Exercise requirements => Pictures are not part of the copy; repeat everything else in the records exactly.

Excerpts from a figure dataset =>
>>>
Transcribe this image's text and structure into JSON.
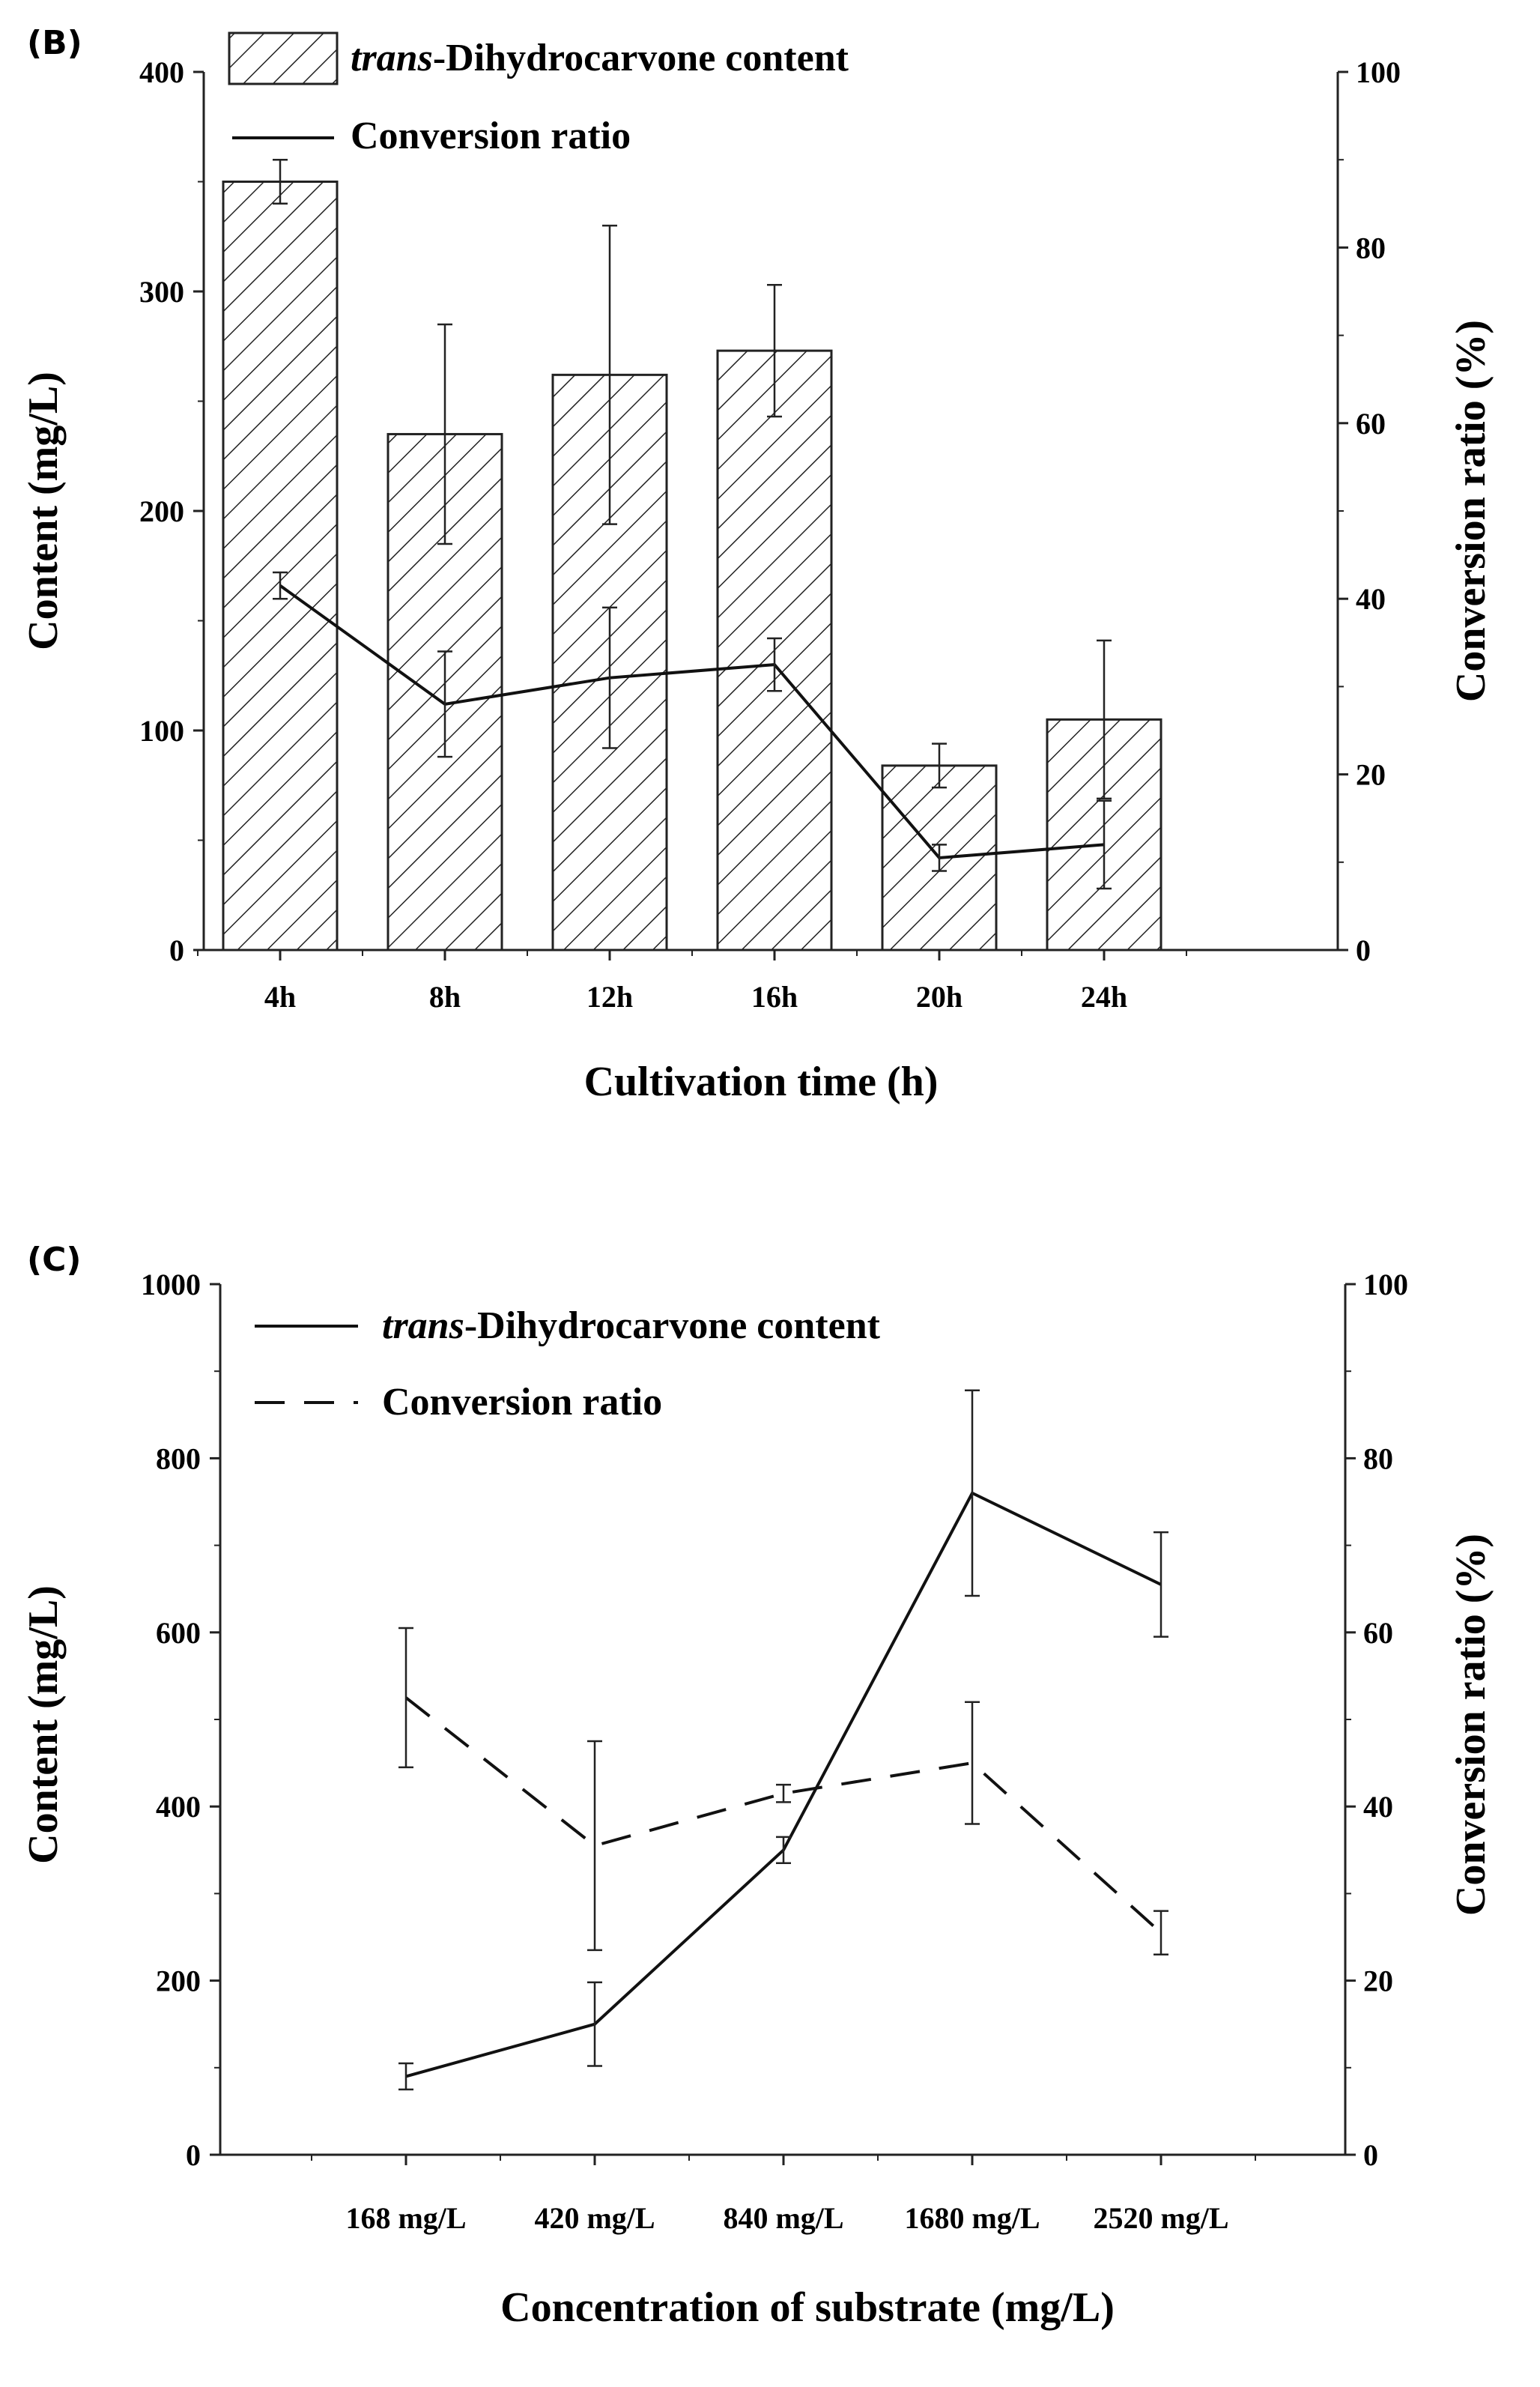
{
  "chart_data": [
    {
      "panel_label": "(B)",
      "type": "bar",
      "title": "",
      "categories": [
        "4h",
        "8h",
        "12h",
        "16h",
        "20h",
        "24h"
      ],
      "xlabel": "Cultivation time (h)",
      "ylabel": "Content (mg/L)",
      "y2label": "Conversion ratio (%)",
      "ylim": [
        0,
        400
      ],
      "y2lim": [
        0,
        100
      ],
      "yticks": [
        "0",
        "100",
        "200",
        "300",
        "400"
      ],
      "y2ticks": [
        "0",
        "20",
        "40",
        "60",
        "80",
        "100"
      ],
      "series": [
        {
          "name_italic": "trans",
          "name_rest": "-Dihydrocarvone content",
          "kind": "bar",
          "axis": "left",
          "values": [
            350,
            235,
            262,
            273,
            84,
            105
          ],
          "errors": [
            10,
            50,
            68,
            30,
            10,
            36
          ]
        },
        {
          "name": "Conversion ratio",
          "kind": "line",
          "axis": "right",
          "values": [
            41.5,
            28,
            31,
            32.5,
            10.5,
            12
          ],
          "errors": [
            1.5,
            6,
            8,
            3,
            1.5,
            5
          ]
        }
      ],
      "legend": "top-left"
    },
    {
      "panel_label": "(C)",
      "type": "line",
      "title": "",
      "categories": [
        "168 mg/L",
        "420 mg/L",
        "840 mg/L",
        "1680 mg/L",
        "2520 mg/L"
      ],
      "xlabel": "Concentration of substrate (mg/L)",
      "ylabel": "Content (mg/L)",
      "y2label": "Conversion ratio (%)",
      "ylim": [
        0,
        1000
      ],
      "y2lim": [
        0,
        100
      ],
      "yticks": [
        "0",
        "200",
        "400",
        "600",
        "800",
        "1000"
      ],
      "y2ticks": [
        "0",
        "20",
        "40",
        "60",
        "80",
        "100"
      ],
      "series": [
        {
          "name_italic": "trans",
          "name_rest": "-Dihydrocarvone content",
          "kind": "solid",
          "axis": "left",
          "values": [
            90,
            150,
            350,
            760,
            655
          ],
          "errors": [
            15,
            48,
            15,
            118,
            60
          ]
        },
        {
          "name": "Conversion ratio",
          "kind": "dashed",
          "axis": "right",
          "values": [
            52.5,
            35.5,
            41.5,
            45,
            25.5
          ],
          "errors": [
            8,
            12,
            1,
            7,
            2.5
          ]
        }
      ],
      "legend": "top-left"
    }
  ]
}
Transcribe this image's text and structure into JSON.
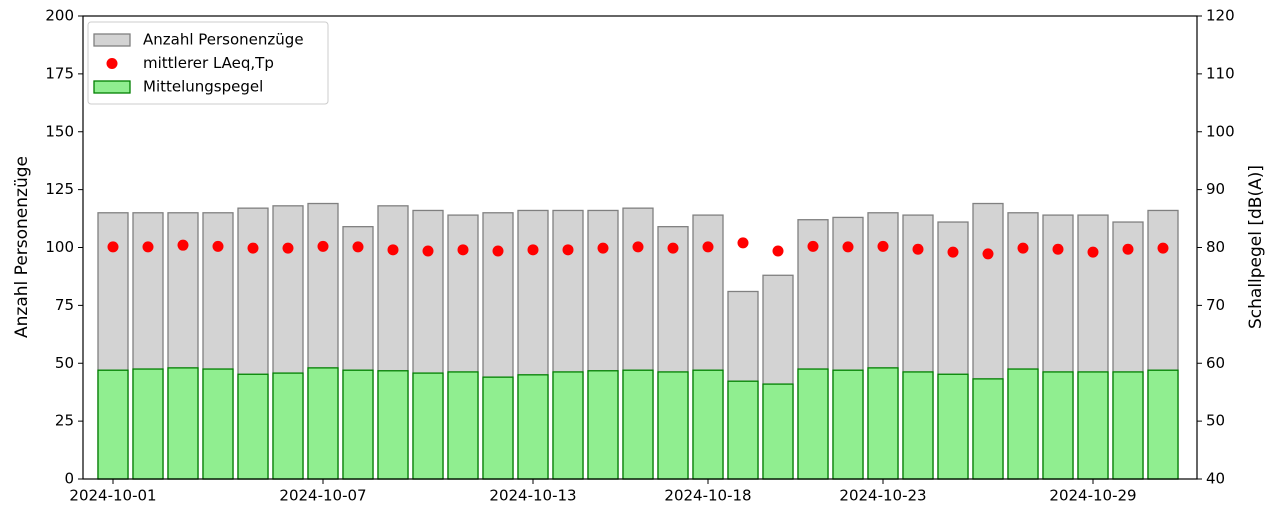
{
  "chart_data": {
    "type": "bar",
    "y_label": "Anzahl Personenzüge",
    "y2_label": "Schallpegel [dB(A)]",
    "categories": [
      "2024-10-01",
      null,
      null,
      null,
      null,
      null,
      "2024-10-07",
      null,
      null,
      null,
      null,
      null,
      "2024-10-13",
      null,
      null,
      null,
      null,
      "2024-10-18",
      null,
      null,
      null,
      null,
      "2024-10-23",
      null,
      null,
      null,
      null,
      null,
      "2024-10-29",
      null,
      null
    ],
    "series": [
      {
        "name": "Anzahl Personenzüge",
        "type": "bar",
        "axis": "y",
        "color": "#d3d3d3",
        "edgecolor": "#808080",
        "values": [
          115,
          115,
          115,
          115,
          117,
          118,
          119,
          109,
          118,
          116,
          114,
          115,
          116,
          116,
          116,
          117,
          109,
          114,
          81,
          88,
          112,
          113,
          115,
          114,
          111,
          119,
          115,
          114,
          114,
          111,
          116
        ]
      },
      {
        "name": "mittlerer LAeq,Tp",
        "type": "scatter",
        "axis": "y2",
        "color": "#ff0000",
        "values": [
          80.1,
          80.1,
          80.4,
          80.2,
          79.9,
          79.9,
          80.2,
          80.1,
          79.6,
          79.4,
          79.6,
          79.4,
          79.6,
          79.6,
          79.9,
          80.1,
          79.9,
          80.1,
          80.8,
          79.4,
          80.2,
          80.1,
          80.2,
          79.7,
          79.2,
          78.9,
          79.9,
          79.7,
          79.2,
          79.7,
          79.9
        ]
      },
      {
        "name": "Mittelungspegel",
        "type": "bar",
        "axis": "y2",
        "color": "#90ee90",
        "edgecolor": "#008000",
        "values": [
          58.8,
          59.0,
          59.2,
          59.0,
          58.1,
          58.3,
          59.2,
          58.8,
          58.7,
          58.3,
          58.5,
          57.6,
          58.0,
          58.5,
          58.7,
          58.8,
          58.5,
          58.8,
          56.9,
          56.4,
          59.0,
          58.8,
          59.2,
          58.5,
          58.1,
          57.3,
          59.0,
          58.5,
          58.5,
          58.5,
          58.8
        ]
      }
    ],
    "ylim": [
      0,
      200
    ],
    "yticks": [
      0,
      25,
      50,
      75,
      100,
      125,
      150,
      175,
      200
    ],
    "y2lim": [
      40,
      120
    ],
    "y2ticks": [
      40,
      50,
      60,
      70,
      80,
      90,
      100,
      110,
      120
    ],
    "legend": "upper left",
    "grid": false
  }
}
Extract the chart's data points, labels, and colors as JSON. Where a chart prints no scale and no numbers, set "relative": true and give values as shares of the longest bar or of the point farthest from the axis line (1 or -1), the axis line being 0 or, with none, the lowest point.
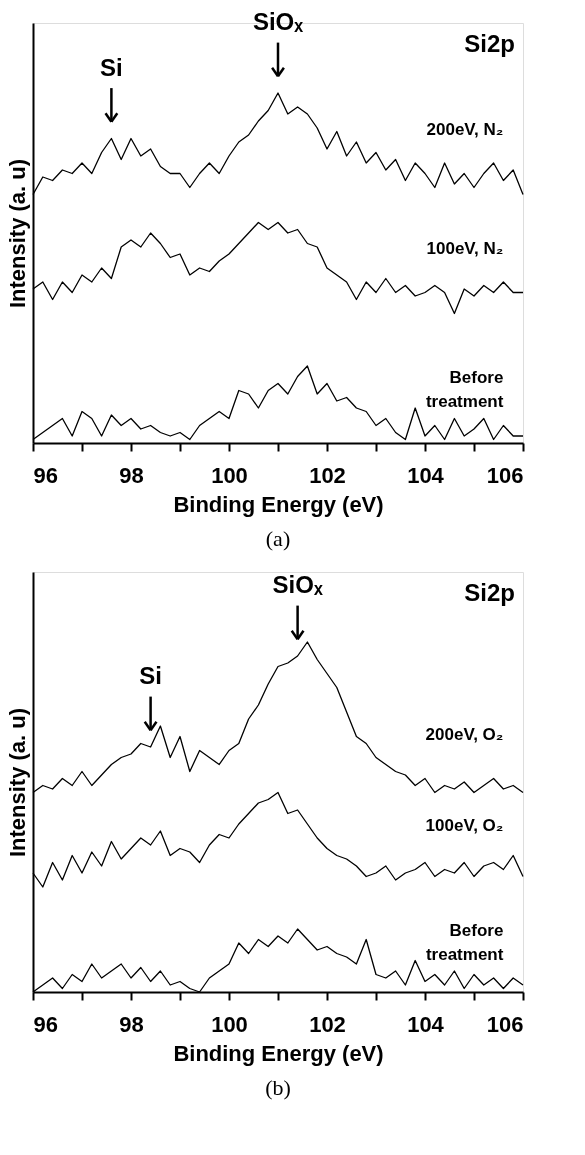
<<<
Result below =>
Transcribe this image's text and structure into JSON.
{
  "chart_data": [
    {
      "panel_label": "(B)",
      "type": "bar",
      "title": "",
      "categories": [
        "4h",
        "8h",
        "12h",
        "16h",
        "20h",
        "24h"
      ],
      "xlabel": "Cultivation time (h)",
      "ylabel": "Content (mg/L)",
      "y2label": "Conversion ratio (%)",
      "ylim": [
        0,
        400
      ],
      "y2lim": [
        0,
        100
      ],
      "yticks": [
        "0",
        "100",
        "200",
        "300",
        "400"
      ],
      "y2ticks": [
        "0",
        "20",
        "40",
        "60",
        "80",
        "100"
      ],
      "series": [
        {
          "name_italic": "trans",
          "name_rest": "-Dihydrocarvone content",
          "kind": "bar",
          "axis": "left",
          "values": [
            350,
            235,
            262,
            273,
            84,
            105
          ],
          "errors": [
            10,
            50,
            68,
            30,
            10,
            36
          ]
        },
        {
          "name": "Conversion ratio",
          "kind": "line",
          "axis": "right",
          "values": [
            41.5,
            28,
            31,
            32.5,
            10.5,
            12
          ],
          "errors": [
            1.5,
            6,
            8,
            3,
            1.5,
            5
          ]
        }
      ],
      "legend": "top-left"
    },
    {
      "panel_label": "(C)",
      "type": "line",
      "title": "",
      "categories": [
        "168 mg/L",
        "420 mg/L",
        "840 mg/L",
        "1680 mg/L",
        "2520 mg/L"
      ],
      "xlabel": "Concentration of substrate (mg/L)",
      "ylabel": "Content (mg/L)",
      "y2label": "Conversion ratio (%)",
      "ylim": [
        0,
        1000
      ],
      "y2lim": [
        0,
        100
      ],
      "yticks": [
        "0",
        "200",
        "400",
        "600",
        "800",
        "1000"
      ],
      "y2ticks": [
        "0",
        "20",
        "40",
        "60",
        "80",
        "100"
      ],
      "series": [
        {
          "name_italic": "trans",
          "name_rest": "-Dihydrocarvone content",
          "kind": "solid",
          "axis": "left",
          "values": [
            90,
            150,
            350,
            760,
            655
          ],
          "errors": [
            15,
            48,
            15,
            118,
            60
          ]
        },
        {
          "name": "Conversion ratio",
          "kind": "dashed",
          "axis": "right",
          "values": [
            52.5,
            35.5,
            41.5,
            45,
            25.5
          ],
          "errors": [
            8,
            12,
            1,
            7,
            2.5
          ]
        }
      ],
      "legend": "top-left"
    }
  ]
}
Transcribe this image's text and structure into JSON.
{
  "chart_data": {
    "type": "bar",
    "y_label": "Anzahl Personenzüge",
    "y2_label": "Schallpegel [dB(A)]",
    "categories": [
      "2024-10-01",
      null,
      null,
      null,
      null,
      null,
      "2024-10-07",
      null,
      null,
      null,
      null,
      null,
      "2024-10-13",
      null,
      null,
      null,
      null,
      "2024-10-18",
      null,
      null,
      null,
      null,
      "2024-10-23",
      null,
      null,
      null,
      null,
      null,
      "2024-10-29",
      null,
      null
    ],
    "series": [
      {
        "name": "Anzahl Personenzüge",
        "type": "bar",
        "axis": "y",
        "color": "#d3d3d3",
        "edgecolor": "#808080",
        "values": [
          115,
          115,
          115,
          115,
          117,
          118,
          119,
          109,
          118,
          116,
          114,
          115,
          116,
          116,
          116,
          117,
          109,
          114,
          81,
          88,
          112,
          113,
          115,
          114,
          111,
          119,
          115,
          114,
          114,
          111,
          116
        ]
      },
      {
        "name": "mittlerer LAeq,Tp",
        "type": "scatter",
        "axis": "y2",
        "color": "#ff0000",
        "values": [
          80.1,
          80.1,
          80.4,
          80.2,
          79.9,
          79.9,
          80.2,
          80.1,
          79.6,
          79.4,
          79.6,
          79.4,
          79.6,
          79.6,
          79.9,
          80.1,
          79.9,
          80.1,
          80.8,
          79.4,
          80.2,
          80.1,
          80.2,
          79.7,
          79.2,
          78.9,
          79.9,
          79.7,
          79.2,
          79.7,
          79.9
        ]
      },
      {
        "name": "Mittelungspegel",
        "type": "bar",
        "axis": "y2",
        "color": "#90ee90",
        "edgecolor": "#008000",
        "values": [
          58.8,
          59.0,
          59.2,
          59.0,
          58.1,
          58.3,
          59.2,
          58.8,
          58.7,
          58.3,
          58.5,
          57.6,
          58.0,
          58.5,
          58.7,
          58.8,
          58.5,
          58.8,
          56.9,
          56.4,
          59.0,
          58.8,
          59.2,
          58.5,
          58.1,
          57.3,
          59.0,
          58.5,
          58.5,
          58.5,
          58.8
        ]
      }
    ],
    "ylim": [
      0,
      200
    ],
    "yticks": [
      0,
      25,
      50,
      75,
      100,
      125,
      150,
      175,
      200
    ],
    "y2lim": [
      40,
      120
    ],
    "y2ticks": [
      40,
      50,
      60,
      70,
      80,
      90,
      100,
      110,
      120
    ],
    "legend": "upper left",
    "grid": false
  }
}
Extract the chart's data points, labels, and colors as JSON. Where a chart prints no scale and no numbers, set "relative": true and give values as shares of the longest bar or of the point farthest from the axis line (1 or -1), the axis line being 0 or, with none, the lowest point.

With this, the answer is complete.